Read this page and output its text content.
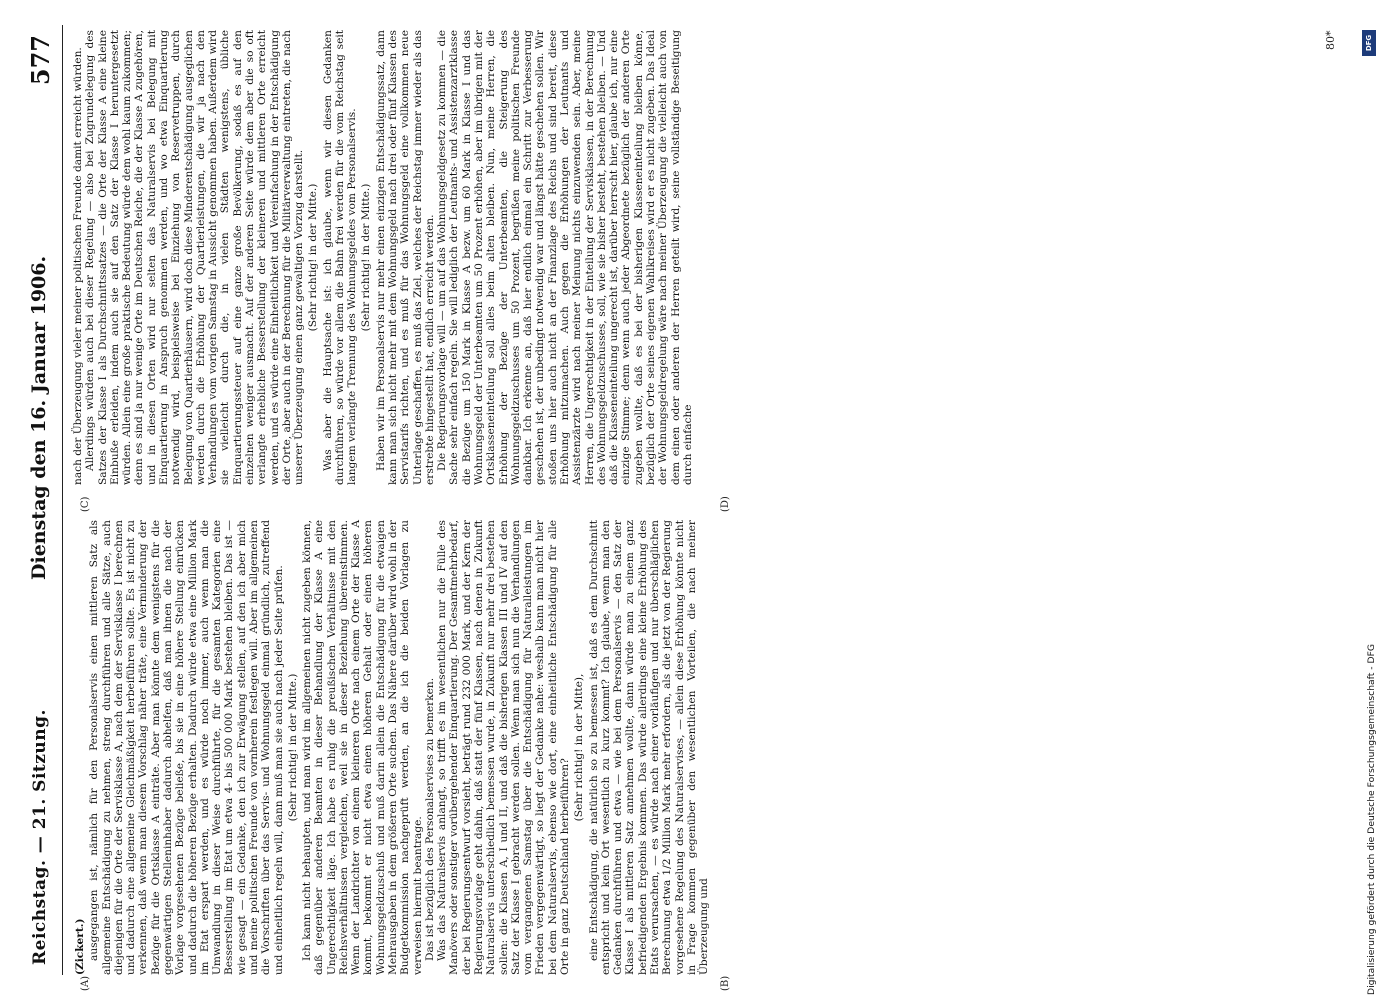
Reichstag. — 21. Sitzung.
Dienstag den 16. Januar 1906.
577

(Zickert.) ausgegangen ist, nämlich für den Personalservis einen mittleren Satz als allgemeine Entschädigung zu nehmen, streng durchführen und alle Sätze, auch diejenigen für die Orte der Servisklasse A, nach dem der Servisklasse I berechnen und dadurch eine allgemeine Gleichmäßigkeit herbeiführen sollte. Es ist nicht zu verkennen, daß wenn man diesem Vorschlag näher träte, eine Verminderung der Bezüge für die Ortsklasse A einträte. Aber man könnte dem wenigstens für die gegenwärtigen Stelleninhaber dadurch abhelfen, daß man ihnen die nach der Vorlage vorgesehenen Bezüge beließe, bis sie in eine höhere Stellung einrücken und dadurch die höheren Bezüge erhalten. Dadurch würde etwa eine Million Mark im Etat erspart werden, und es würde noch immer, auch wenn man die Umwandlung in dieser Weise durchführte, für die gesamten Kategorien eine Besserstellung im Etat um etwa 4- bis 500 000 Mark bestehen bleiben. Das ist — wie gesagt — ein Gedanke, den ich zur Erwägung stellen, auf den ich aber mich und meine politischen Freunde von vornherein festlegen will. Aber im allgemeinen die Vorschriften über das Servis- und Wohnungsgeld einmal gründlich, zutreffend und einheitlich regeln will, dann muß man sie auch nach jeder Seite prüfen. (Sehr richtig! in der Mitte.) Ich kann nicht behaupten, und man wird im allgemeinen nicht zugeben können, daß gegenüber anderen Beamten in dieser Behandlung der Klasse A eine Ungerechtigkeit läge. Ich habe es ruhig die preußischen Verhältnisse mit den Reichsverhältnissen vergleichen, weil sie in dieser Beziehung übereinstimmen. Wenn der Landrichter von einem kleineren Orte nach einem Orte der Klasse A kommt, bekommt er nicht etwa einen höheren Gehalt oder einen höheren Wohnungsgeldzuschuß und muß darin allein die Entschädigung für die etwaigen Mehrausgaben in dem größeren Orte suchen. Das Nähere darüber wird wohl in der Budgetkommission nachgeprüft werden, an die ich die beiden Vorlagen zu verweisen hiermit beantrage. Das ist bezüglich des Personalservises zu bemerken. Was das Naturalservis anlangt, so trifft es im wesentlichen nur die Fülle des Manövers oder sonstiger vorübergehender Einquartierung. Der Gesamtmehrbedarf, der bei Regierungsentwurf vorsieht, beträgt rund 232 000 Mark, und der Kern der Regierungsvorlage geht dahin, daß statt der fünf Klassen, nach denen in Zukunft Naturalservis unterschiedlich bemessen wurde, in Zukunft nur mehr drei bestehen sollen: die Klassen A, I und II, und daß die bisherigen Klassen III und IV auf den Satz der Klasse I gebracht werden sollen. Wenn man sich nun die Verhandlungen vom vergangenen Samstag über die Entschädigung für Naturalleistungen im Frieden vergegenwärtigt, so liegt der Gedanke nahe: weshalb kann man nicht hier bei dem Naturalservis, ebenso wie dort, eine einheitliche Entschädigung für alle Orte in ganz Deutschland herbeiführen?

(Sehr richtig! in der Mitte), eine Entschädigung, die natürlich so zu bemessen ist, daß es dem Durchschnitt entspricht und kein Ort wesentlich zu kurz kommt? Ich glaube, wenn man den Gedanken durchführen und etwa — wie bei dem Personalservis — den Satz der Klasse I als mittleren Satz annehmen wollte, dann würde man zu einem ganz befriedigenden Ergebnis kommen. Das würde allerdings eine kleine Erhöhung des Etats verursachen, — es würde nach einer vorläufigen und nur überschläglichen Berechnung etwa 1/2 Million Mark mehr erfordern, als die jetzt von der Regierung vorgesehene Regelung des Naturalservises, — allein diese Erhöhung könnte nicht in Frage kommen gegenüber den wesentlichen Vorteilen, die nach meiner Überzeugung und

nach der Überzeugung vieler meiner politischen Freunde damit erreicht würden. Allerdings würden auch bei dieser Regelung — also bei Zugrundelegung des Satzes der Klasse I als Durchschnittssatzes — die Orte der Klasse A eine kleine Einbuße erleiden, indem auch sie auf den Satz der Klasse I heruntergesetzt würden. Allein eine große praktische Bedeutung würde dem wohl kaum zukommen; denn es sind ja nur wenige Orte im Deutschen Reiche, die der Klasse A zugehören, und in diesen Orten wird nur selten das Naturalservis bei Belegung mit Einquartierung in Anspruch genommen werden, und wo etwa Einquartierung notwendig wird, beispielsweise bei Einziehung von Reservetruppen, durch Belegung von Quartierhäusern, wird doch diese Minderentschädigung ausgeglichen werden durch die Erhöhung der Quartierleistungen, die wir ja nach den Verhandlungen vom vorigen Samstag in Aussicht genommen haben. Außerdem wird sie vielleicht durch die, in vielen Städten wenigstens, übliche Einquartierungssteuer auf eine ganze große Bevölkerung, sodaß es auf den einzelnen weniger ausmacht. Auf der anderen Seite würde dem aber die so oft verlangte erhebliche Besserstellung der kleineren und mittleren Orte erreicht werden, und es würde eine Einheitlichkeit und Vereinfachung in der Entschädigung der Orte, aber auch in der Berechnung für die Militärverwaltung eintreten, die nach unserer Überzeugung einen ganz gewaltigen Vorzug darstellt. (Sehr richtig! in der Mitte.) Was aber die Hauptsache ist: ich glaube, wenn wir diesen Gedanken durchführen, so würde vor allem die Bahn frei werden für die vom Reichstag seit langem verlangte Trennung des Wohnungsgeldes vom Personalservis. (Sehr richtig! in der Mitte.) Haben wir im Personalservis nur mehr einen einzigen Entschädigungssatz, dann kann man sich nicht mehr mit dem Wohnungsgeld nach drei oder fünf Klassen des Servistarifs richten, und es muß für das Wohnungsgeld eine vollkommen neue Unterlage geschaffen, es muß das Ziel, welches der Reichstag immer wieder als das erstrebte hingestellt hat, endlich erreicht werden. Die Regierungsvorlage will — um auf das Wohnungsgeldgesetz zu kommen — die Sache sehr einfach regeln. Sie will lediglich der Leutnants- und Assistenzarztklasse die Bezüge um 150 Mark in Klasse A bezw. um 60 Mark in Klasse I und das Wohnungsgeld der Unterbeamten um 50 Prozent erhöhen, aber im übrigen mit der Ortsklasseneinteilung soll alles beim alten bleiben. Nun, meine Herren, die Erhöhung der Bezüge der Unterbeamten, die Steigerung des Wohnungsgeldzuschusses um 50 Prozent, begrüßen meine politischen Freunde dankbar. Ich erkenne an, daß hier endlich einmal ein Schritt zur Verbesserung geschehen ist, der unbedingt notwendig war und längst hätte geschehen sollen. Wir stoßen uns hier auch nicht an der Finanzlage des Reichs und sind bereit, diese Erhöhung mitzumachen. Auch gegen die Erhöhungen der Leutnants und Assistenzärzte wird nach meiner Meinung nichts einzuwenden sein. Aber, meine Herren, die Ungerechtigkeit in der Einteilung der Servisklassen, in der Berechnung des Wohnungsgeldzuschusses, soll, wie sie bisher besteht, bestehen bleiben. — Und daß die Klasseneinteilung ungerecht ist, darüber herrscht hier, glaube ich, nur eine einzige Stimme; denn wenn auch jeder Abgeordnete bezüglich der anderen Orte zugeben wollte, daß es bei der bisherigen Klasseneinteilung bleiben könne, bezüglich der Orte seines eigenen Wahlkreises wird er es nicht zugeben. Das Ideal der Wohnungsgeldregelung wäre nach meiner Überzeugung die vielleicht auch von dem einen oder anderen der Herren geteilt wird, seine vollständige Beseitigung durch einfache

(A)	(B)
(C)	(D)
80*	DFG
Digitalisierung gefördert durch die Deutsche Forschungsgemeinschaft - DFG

————————

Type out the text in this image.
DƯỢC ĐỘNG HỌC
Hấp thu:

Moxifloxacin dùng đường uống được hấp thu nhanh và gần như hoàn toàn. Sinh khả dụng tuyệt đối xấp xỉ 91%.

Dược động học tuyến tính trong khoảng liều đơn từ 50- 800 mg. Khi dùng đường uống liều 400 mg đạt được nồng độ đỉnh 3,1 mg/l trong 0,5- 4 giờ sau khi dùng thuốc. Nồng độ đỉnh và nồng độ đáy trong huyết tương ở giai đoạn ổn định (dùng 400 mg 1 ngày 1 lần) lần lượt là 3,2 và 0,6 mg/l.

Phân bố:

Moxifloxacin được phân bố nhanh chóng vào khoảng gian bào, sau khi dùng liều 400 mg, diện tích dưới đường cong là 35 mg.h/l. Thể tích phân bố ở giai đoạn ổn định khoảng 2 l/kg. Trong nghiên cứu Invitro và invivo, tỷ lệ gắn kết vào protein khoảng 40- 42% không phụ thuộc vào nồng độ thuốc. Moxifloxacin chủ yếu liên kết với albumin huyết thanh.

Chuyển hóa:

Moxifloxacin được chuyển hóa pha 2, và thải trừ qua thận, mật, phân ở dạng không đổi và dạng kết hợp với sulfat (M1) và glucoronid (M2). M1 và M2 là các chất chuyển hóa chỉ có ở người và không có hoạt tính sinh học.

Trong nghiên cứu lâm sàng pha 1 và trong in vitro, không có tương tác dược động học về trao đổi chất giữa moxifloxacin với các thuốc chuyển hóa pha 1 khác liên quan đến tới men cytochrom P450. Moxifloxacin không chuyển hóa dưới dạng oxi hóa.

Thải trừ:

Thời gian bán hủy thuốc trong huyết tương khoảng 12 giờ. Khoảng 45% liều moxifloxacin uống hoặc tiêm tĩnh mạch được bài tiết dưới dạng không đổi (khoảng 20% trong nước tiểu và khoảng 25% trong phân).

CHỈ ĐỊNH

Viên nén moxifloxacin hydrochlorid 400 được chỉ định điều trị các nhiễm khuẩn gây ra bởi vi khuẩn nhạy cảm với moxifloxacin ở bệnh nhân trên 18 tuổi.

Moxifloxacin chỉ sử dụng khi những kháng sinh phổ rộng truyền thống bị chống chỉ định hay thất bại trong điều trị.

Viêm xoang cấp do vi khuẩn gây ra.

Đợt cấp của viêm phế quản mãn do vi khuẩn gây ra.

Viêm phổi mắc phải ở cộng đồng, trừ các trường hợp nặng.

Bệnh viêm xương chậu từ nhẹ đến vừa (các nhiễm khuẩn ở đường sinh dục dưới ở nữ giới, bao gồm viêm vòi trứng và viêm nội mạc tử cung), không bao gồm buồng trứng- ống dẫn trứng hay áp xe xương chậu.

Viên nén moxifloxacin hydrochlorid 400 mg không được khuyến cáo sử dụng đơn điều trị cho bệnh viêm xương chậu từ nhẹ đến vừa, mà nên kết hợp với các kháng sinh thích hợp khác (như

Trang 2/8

————————

### EXERCISE REQUIREMENTS
Pick out each line above that includes "giai" and show it.

### ANSWER FOR THIS EXERCISE
Dược động học tuyến tính trong khoảng liều đơn từ 50- 800 mg. Khi dùng đường uống liều 400 mg đạt được nồng độ đỉnh 3,1 mg/l trong 0,5- 4 giờ sau khi dùng thuốc. Nồng độ đỉnh và nồng độ đáy trong huyết tương ở giai đoạn ổn định (dùng 400 mg 1 ngày 1 lần) lần lượt là 3,2 và 0,6 mg/l.
Moxifloxacin được phân bố nhanh chóng vào khoảng gian bào, sau khi dùng liều 400 mg, diện tích dưới đường cong là 35 mg.h/l. Thể tích phân bố ở giai đoạn ổn định khoảng 2 l/kg. Trong nghiên cứu Invitro và invivo, tỷ lệ gắn kết vào protein khoảng 40- 42% không phụ thuộc vào nồng độ thuốc. Moxifloxacin chủ yếu liên kết với albumin huyết thanh.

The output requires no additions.